===== Stored rows =====

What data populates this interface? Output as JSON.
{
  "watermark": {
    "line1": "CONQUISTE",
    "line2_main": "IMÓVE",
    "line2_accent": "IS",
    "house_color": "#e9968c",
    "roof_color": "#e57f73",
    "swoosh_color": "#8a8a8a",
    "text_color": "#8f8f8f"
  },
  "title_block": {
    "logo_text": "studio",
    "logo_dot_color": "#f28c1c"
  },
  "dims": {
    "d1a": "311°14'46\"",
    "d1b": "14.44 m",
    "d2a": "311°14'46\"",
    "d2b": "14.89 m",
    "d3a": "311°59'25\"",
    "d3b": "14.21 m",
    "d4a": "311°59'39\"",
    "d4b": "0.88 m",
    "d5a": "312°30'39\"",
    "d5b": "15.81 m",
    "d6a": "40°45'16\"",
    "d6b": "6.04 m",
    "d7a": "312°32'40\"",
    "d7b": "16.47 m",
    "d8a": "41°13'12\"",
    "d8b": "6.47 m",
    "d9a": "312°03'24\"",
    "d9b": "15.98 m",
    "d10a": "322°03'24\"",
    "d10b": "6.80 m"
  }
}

=====

» Exercise:
Set down all of the entries exactly, please.

» In response:
What data populates this interface? Output as JSON.
{
  "watermark": {
    "line1": "CONQUISTE",
    "line2_main": "IMÓVE",
    "line2_accent": "IS",
    "house_color": "#e9968c",
    "roof_color": "#e57f73",
    "swoosh_color": "#8a8a8a",
    "text_color": "#8f8f8f"
  },
  "title_block": {
    "logo_text": "studio",
    "logo_dot_color": "#f28c1c"
  },
  "dims": {
    "d1a": "311°14'46\"",
    "d1b": "14.44 m",
    "d2a": "311°14'46\"",
    "d2b": "14.89 m",
    "d3a": "311°59'25\"",
    "d3b": "14.21 m",
    "d4a": "311°59'39\"",
    "d4b": "0.88 m",
    "d5a": "312°30'39\"",
    "d5b": "15.81 m",
    "d6a": "40°45'16\"",
    "d6b": "6.04 m",
    "d7a": "312°32'40\"",
    "d7b": "16.47 m",
    "d8a": "41°13'12\"",
    "d8b": "6.47 m",
    "d9a": "312°03'24\"",
    "d9b": "15.98 m",
    "d10a": "322°03'24\"",
    "d10b": "6.80 m"
  }
}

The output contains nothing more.